(Stored data entries)
[START]

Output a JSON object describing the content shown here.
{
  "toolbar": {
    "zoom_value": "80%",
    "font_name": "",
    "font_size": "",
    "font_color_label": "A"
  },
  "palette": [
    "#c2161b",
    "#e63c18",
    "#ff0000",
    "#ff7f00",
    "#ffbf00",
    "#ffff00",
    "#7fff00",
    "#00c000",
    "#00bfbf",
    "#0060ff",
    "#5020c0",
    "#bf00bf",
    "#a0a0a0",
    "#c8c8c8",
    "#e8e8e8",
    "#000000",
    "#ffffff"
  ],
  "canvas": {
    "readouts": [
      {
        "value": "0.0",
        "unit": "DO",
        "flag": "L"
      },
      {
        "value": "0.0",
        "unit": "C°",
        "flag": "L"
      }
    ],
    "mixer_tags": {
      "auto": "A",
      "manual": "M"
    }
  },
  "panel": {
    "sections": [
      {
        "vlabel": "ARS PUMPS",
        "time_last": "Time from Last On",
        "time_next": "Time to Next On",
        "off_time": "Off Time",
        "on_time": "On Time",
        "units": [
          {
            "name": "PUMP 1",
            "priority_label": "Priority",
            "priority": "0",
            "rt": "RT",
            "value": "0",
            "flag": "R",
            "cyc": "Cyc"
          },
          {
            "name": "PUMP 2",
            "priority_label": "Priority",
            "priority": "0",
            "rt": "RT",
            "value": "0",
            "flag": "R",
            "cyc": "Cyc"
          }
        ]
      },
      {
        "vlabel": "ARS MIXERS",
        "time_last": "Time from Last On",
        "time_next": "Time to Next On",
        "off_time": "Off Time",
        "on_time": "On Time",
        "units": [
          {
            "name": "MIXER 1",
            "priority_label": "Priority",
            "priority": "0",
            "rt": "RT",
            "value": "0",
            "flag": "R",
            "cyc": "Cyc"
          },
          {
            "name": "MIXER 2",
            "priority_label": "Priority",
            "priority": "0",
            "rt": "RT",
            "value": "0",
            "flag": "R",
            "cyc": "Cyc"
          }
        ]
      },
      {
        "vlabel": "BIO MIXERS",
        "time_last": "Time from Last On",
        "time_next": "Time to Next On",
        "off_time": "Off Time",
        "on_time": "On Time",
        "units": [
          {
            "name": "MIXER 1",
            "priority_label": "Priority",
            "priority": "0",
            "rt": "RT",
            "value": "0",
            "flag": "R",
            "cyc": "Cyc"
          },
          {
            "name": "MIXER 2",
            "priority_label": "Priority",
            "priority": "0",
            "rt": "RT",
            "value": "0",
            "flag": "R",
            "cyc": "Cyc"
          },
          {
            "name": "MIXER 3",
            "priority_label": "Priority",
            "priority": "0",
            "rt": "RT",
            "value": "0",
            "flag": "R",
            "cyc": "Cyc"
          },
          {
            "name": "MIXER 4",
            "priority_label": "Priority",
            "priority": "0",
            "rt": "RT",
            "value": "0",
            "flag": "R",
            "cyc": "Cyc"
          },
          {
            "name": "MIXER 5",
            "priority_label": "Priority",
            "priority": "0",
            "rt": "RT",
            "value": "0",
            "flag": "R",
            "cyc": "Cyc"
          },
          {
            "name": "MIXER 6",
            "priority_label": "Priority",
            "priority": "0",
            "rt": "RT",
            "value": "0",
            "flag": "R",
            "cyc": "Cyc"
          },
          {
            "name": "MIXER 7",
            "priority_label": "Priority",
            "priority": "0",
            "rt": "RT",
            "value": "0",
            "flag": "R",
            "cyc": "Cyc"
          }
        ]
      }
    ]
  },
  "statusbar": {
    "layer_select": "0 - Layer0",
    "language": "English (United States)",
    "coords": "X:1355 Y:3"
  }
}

[END]
[START]

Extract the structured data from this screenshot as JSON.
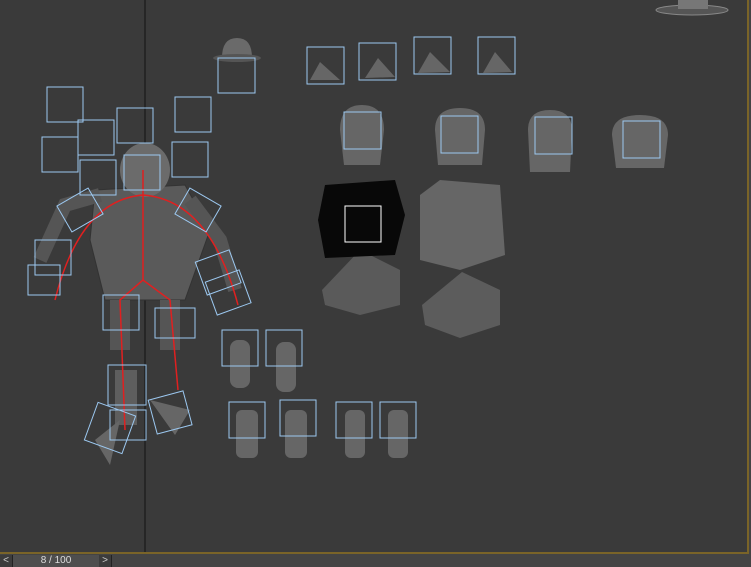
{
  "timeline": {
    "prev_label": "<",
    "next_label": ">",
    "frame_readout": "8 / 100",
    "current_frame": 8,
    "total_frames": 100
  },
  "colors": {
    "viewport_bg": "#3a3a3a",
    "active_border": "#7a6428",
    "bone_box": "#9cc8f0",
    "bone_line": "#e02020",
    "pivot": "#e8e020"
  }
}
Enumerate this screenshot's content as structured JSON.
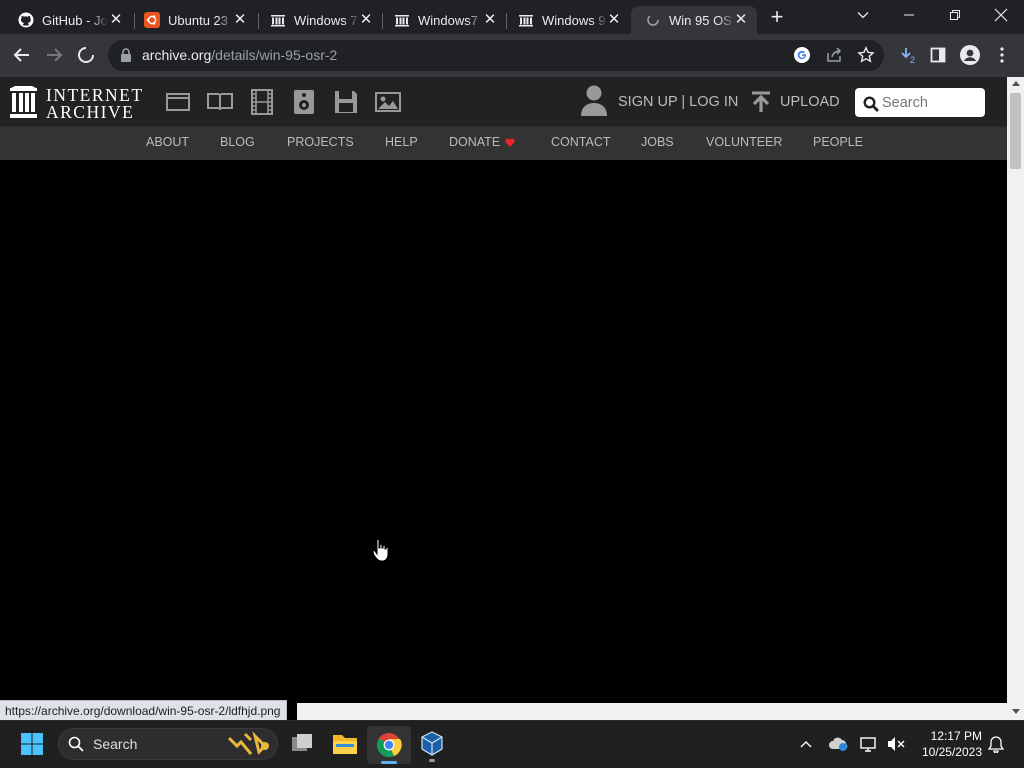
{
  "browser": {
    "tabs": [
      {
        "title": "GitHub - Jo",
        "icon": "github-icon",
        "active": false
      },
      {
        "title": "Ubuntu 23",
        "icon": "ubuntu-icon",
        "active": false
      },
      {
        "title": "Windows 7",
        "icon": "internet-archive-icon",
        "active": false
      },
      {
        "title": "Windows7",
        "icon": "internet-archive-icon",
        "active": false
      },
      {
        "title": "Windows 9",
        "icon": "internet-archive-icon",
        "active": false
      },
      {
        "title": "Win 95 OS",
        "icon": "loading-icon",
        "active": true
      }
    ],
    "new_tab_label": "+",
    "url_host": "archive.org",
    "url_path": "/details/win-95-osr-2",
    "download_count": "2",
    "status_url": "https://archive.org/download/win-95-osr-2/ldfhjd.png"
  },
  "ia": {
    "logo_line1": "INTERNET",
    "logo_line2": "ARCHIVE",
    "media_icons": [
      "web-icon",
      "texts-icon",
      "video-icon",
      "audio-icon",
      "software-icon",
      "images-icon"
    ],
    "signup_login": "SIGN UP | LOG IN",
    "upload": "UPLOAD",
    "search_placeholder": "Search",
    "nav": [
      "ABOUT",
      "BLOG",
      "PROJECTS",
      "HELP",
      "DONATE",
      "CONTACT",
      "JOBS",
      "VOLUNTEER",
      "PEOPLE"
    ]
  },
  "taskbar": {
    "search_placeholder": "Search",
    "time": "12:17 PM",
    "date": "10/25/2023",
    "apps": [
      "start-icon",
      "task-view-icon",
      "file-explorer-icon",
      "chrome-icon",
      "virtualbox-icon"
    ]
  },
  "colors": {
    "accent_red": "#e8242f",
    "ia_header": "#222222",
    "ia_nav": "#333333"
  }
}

[END]

Within the material above, find the lines that contain the word "this"; copy them.

Extract the structured data from this screenshot as JSON.
Enumerate this screenshot's content as structured JSON.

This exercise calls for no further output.